* START SOURCE RECORDS *
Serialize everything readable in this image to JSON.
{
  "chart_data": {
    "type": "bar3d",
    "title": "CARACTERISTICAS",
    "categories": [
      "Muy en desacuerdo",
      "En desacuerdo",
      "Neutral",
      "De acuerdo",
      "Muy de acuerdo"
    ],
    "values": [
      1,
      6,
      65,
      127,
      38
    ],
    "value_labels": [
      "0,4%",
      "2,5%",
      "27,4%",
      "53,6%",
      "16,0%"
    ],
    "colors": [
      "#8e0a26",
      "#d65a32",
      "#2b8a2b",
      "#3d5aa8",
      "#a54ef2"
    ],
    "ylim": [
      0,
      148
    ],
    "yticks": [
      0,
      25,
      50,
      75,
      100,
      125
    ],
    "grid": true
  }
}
* END SOURCE RECORDS *
▶ WORK TO BE COMPLETED
Write out every record shown above, word for word.

▶ RESPONSE
Serialize everything readable in this image to JSON.
{
  "chart_data": {
    "type": "bar3d",
    "title": "CARACTERISTICAS",
    "categories": [
      "Muy en desacuerdo",
      "En desacuerdo",
      "Neutral",
      "De acuerdo",
      "Muy de acuerdo"
    ],
    "values": [
      1,
      6,
      65,
      127,
      38
    ],
    "value_labels": [
      "0,4%",
      "2,5%",
      "27,4%",
      "53,6%",
      "16,0%"
    ],
    "colors": [
      "#8e0a26",
      "#d65a32",
      "#2b8a2b",
      "#3d5aa8",
      "#a54ef2"
    ],
    "ylim": [
      0,
      148
    ],
    "yticks": [
      0,
      25,
      50,
      75,
      100,
      125
    ],
    "grid": true
  }
}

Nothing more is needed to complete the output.